╭─ Extracted data

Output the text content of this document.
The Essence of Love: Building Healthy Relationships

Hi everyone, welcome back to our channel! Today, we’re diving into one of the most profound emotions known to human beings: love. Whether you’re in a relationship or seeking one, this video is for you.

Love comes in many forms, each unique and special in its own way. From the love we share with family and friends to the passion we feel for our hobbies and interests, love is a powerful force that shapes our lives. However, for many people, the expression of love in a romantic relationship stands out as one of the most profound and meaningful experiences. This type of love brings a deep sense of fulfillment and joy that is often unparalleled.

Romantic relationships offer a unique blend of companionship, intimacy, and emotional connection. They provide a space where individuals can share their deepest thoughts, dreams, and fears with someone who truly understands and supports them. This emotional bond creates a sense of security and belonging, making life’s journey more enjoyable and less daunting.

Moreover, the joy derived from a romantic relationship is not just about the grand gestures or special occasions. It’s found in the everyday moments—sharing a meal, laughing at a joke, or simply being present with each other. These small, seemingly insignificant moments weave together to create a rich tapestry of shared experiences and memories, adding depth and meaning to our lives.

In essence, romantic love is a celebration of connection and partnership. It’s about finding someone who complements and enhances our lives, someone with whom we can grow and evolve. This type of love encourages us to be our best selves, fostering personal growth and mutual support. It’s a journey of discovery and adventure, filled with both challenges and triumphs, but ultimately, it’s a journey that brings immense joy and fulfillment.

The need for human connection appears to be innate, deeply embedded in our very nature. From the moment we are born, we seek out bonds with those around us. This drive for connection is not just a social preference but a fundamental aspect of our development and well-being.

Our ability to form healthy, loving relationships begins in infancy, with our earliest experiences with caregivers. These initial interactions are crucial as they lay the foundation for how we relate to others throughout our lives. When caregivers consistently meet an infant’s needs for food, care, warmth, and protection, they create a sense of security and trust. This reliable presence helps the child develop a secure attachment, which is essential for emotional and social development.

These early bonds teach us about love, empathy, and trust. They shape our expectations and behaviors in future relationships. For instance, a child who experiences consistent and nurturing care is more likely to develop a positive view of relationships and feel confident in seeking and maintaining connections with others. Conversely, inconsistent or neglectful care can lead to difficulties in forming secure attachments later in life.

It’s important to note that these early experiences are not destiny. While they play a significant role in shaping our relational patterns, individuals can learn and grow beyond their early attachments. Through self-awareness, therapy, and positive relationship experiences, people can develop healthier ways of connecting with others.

╰─

Goal:
Identify and copy all lines with the word "human".

Written solution:
Hi everyone, welcome back to our channel! Today, we’re diving into one of the most profound emotions known to human beings: love. Whether you’re in a relationship or seeking one, this video is for you.
The need for human connection appears to be innate, deeply embedded in our very nature. From the moment we are born, we seek out bonds with those around us. This drive for connection is not just a social preference but a fundamental aspect of our development and well-being.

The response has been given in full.